= Direction =
Extract the listing in its entirety, keeping each line identical to the original.

= Given data =
——

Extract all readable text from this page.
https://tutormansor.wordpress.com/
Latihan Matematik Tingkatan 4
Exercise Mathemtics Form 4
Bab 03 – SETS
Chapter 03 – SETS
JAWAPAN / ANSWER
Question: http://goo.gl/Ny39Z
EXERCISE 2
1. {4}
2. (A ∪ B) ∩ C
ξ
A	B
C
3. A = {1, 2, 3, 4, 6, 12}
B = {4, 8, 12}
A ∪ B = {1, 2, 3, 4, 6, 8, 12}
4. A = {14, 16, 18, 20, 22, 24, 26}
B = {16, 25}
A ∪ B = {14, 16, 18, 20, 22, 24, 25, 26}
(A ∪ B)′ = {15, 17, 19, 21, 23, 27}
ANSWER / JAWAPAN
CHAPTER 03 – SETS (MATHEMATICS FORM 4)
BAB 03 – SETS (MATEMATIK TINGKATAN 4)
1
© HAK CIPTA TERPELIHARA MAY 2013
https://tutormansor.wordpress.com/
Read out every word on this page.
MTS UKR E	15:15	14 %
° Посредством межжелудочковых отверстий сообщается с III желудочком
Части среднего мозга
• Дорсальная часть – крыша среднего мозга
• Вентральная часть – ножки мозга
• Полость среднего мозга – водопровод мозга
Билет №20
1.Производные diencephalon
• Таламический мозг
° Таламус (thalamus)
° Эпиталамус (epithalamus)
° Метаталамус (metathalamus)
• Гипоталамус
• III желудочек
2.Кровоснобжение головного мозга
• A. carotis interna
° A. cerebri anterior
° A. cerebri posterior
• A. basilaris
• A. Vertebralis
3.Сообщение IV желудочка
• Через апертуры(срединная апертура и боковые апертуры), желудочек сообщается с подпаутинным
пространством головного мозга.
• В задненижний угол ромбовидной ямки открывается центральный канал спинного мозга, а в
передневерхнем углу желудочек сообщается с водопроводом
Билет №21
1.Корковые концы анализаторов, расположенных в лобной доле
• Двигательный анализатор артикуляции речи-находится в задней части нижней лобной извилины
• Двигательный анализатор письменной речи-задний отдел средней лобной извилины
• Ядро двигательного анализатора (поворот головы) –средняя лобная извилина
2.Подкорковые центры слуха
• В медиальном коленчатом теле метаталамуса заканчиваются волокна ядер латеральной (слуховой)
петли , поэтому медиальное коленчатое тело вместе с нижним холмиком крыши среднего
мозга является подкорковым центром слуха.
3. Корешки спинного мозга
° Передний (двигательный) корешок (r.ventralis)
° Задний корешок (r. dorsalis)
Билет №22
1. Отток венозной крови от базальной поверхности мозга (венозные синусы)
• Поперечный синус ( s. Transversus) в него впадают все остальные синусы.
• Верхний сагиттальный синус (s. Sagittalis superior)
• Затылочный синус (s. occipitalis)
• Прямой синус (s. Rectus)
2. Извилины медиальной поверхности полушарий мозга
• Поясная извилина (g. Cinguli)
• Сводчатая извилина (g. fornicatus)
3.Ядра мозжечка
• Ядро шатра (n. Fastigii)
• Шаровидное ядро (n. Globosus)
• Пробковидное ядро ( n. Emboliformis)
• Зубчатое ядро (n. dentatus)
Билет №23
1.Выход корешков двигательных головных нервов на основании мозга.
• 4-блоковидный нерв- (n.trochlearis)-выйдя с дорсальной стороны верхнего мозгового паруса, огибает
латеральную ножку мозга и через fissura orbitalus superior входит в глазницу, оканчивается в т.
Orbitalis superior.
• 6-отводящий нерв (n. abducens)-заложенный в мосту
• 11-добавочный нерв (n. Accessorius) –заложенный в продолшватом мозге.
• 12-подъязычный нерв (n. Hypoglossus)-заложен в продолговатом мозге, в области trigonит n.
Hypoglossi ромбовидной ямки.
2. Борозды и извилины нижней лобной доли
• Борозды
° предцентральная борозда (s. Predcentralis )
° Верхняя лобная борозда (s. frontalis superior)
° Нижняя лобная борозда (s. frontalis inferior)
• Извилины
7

——

= Answer to this exercise =
Extract all readable text from this page.
https://tutormansor.wordpress.com/
Latihan Matematik Tingkatan 4
Exercise Mathemtics Form 4
Bab 03 – SETS
Chapter 03 – SETS
JAWAPAN / ANSWER
Question: http://goo.gl/Ny39Z
EXERCISE 2
1. {4}
2. (A ∪ B) ∩ C
ξ
A	B
C
3. A = {1, 2, 3, 4, 6, 12}
B = {4, 8, 12}
A ∪ B = {1, 2, 3, 4, 6, 8, 12}
4. A = {14, 16, 18, 20, 22, 24, 26}
B = {16, 25}
A ∪ B = {14, 16, 18, 20, 22, 24, 25, 26}
(A ∪ B)′ = {15, 17, 19, 21, 23, 27}
ANSWER / JAWAPAN
CHAPTER 03 – SETS (MATHEMATICS FORM 4)
BAB 03 – SETS (MATEMATIK TINGKATAN 4)
1
© HAK CIPTA TERPELIHARA MAY 2013
https://tutormansor.wordpress.com/
Read out every word on this page.
MTS UKR E	15:15	14 %
° Посредством межжелудочковых отверстий сообщается с III желудочком
Части среднего мозга
• Дорсальная часть – крыша среднего мозга
• Вентральная часть – ножки мозга
• Полость среднего мозга – водопровод мозга
Билет №20
1.Производные diencephalon
• Таламический мозг
° Таламус (thalamus)
° Эпиталамус (epithalamus)
° Метаталамус (metathalamus)
• Гипоталамус
• III желудочек
2.Кровоснобжение головного мозга
• A. carotis interna
° A. cerebri anterior
° A. cerebri posterior
• A. basilaris
• A. Vertebralis
3.Сообщение IV желудочка
• Через апертуры(срединная апертура и боковые апертуры), желудочек сообщается с подпаутинным
пространством головного мозга.
• В задненижний угол ромбовидной ямки открывается центральный канал спинного мозга, а в
передневерхнем углу желудочек сообщается с водопроводом
Билет №21
1.Корковые концы анализаторов, расположенных в лобной доле
• Двигательный анализатор артикуляции речи-находится в задней части нижней лобной извилины
• Двигательный анализатор письменной речи-задний отдел средней лобной извилины
• Ядро двигательного анализатора (поворот головы) –средняя лобная извилина
2.Подкорковые центры слуха
• В медиальном коленчатом теле метаталамуса заканчиваются волокна ядер латеральной (слуховой)
петли , поэтому медиальное коленчатое тело вместе с нижним холмиком крыши среднего
мозга является подкорковым центром слуха.
3. Корешки спинного мозга
° Передний (двигательный) корешок (r.ventralis)
° Задний корешок (r. dorsalis)
Билет №22
1. Отток венозной крови от базальной поверхности мозга (венозные синусы)
• Поперечный синус ( s. Transversus) в него впадают все остальные синусы.
• Верхний сагиттальный синус (s. Sagittalis superior)
• Затылочный синус (s. occipitalis)
• Прямой синус (s. Rectus)
2. Извилины медиальной поверхности полушарий мозга
• Поясная извилина (g. Cinguli)
• Сводчатая извилина (g. fornicatus)
3.Ядра мозжечка
• Ядро шатра (n. Fastigii)
• Шаровидное ядро (n. Globosus)
• Пробковидное ядро ( n. Emboliformis)
• Зубчатое ядро (n. dentatus)
Билет №23
1.Выход корешков двигательных головных нервов на основании мозга.
• 4-блоковидный нерв- (n.trochlearis)-выйдя с дорсальной стороны верхнего мозгового паруса, огибает
латеральную ножку мозга и через fissura orbitalus superior входит в глазницу, оканчивается в т.
Orbitalis superior.
• 6-отводящий нерв (n. abducens)-заложенный в мосту
• 11-добавочный нерв (n. Accessorius) –заложенный в продолшватом мозге.
• 12-подъязычный нерв (n. Hypoglossus)-заложен в продолговатом мозге, в области trigonит n.
Hypoglossi ромбовидной ямки.
2. Борозды и извилины нижней лобной доли
• Борозды
° предцентральная борозда (s. Predcentralis )
° Верхняя лобная борозда (s. frontalis superior)
° Нижняя лобная борозда (s. frontalis inferior)
• Извилины
7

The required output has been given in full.